- What you should do: In the items below, copy every line unchanged, from the line with "hero-subtitle: Open a" through the line with "chat-bubbles-icon [126,552,190,610]".

___ Material

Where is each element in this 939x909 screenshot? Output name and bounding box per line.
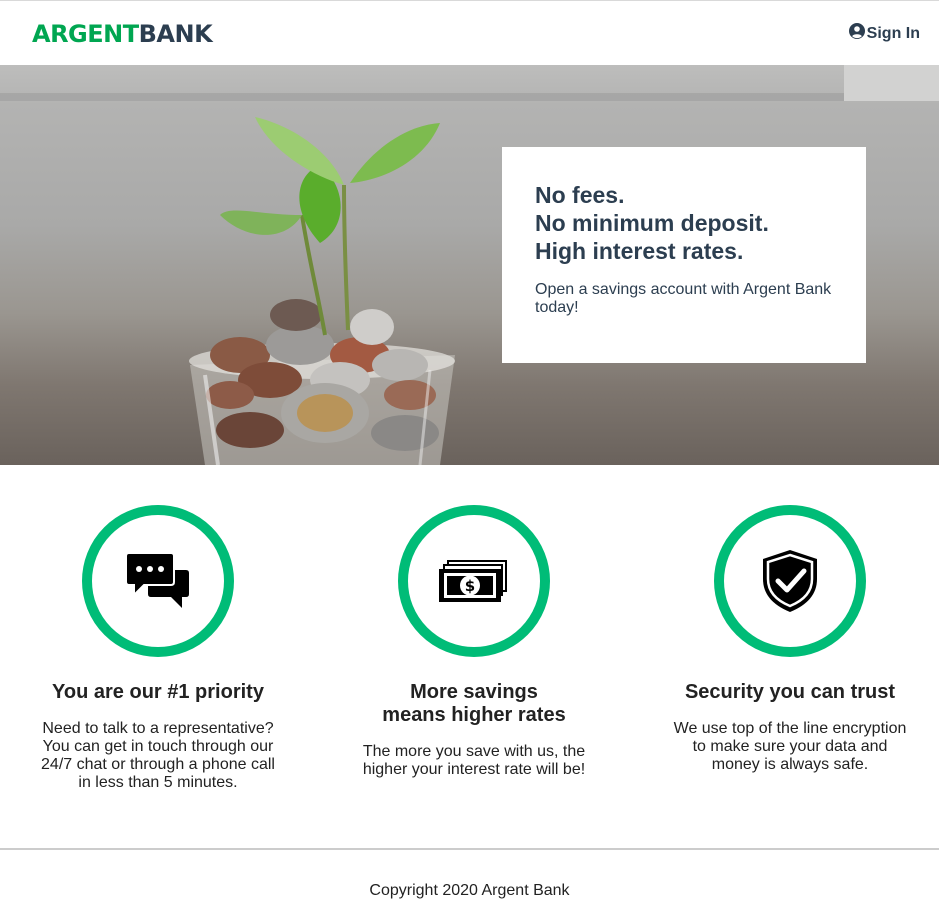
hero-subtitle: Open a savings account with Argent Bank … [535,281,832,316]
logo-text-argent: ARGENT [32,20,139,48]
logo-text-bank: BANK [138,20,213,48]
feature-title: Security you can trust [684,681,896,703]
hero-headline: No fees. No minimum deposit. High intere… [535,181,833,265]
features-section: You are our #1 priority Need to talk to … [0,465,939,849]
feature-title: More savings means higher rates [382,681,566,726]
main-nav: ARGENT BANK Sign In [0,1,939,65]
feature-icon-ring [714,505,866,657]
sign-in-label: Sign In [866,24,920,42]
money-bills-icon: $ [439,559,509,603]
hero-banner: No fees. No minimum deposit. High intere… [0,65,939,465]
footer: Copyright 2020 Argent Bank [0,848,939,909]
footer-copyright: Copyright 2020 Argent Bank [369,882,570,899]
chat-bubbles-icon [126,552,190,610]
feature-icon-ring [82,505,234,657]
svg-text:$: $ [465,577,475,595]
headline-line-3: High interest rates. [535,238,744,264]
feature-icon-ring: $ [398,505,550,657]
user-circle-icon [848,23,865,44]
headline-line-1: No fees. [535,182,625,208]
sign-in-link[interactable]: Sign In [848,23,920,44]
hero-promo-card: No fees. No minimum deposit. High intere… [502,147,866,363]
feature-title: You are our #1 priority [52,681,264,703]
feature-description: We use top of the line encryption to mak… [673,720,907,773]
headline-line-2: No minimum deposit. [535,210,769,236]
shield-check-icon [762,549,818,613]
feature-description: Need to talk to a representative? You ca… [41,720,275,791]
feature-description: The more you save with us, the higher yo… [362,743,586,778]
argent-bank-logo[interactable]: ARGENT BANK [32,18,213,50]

______
___ Material

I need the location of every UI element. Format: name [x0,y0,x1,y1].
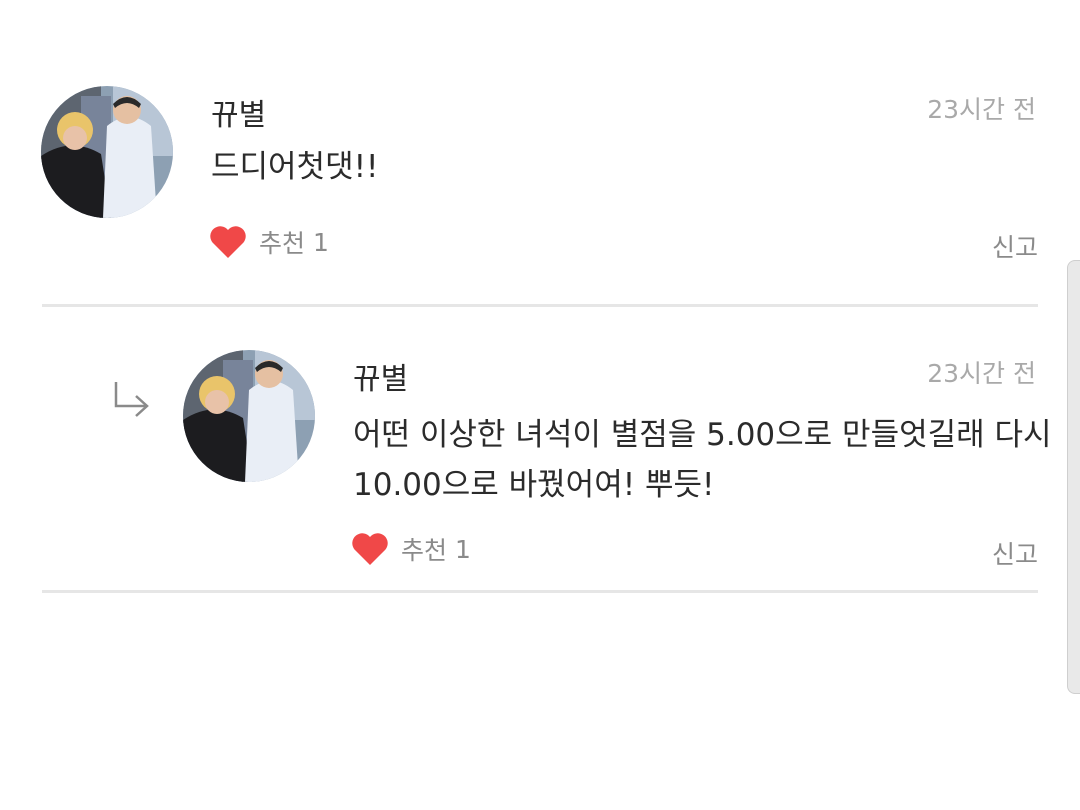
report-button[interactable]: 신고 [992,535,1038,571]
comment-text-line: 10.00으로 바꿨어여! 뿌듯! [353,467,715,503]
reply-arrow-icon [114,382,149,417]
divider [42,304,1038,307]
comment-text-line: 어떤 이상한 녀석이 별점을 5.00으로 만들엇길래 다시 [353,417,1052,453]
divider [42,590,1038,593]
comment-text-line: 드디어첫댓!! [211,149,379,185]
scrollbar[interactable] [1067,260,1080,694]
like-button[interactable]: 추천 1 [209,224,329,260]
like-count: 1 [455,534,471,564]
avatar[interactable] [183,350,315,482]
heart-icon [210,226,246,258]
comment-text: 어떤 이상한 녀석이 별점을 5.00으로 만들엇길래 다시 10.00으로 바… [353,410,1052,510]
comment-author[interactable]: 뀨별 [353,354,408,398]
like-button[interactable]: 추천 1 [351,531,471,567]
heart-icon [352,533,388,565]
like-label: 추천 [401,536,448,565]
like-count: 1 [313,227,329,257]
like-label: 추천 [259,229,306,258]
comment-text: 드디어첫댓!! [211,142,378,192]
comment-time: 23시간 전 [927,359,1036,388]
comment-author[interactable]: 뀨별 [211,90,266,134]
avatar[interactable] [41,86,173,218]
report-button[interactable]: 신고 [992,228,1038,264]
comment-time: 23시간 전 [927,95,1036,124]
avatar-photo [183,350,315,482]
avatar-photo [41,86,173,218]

______

- Answer to this problem:
hero-subtitle: Open a savings account with Argent Bank … [535,281,832,316]
logo-text-argent: ARGENT [32,20,139,48]
logo-text-bank: BANK [138,20,213,48]
feature-title: Security you can trust [684,681,896,703]
hero-headline: No fees. No minimum deposit. High intere… [535,181,833,265]
features-section: You are our #1 priority Need to talk to … [0,465,939,849]
feature-title: More savings means higher rates [382,681,566,726]
main-nav: ARGENT BANK Sign In [0,1,939,65]
feature-icon-ring [714,505,866,657]
sign-in-label: Sign In [866,24,920,42]
money-bills-icon: $ [439,559,509,603]
hero-banner: No fees. No minimum deposit. High intere… [0,65,939,465]
footer: Copyright 2020 Argent Bank [0,848,939,909]
footer-copyright: Copyright 2020 Argent Bank [369,882,570,899]
chat-bubbles-icon [126,552,190,610]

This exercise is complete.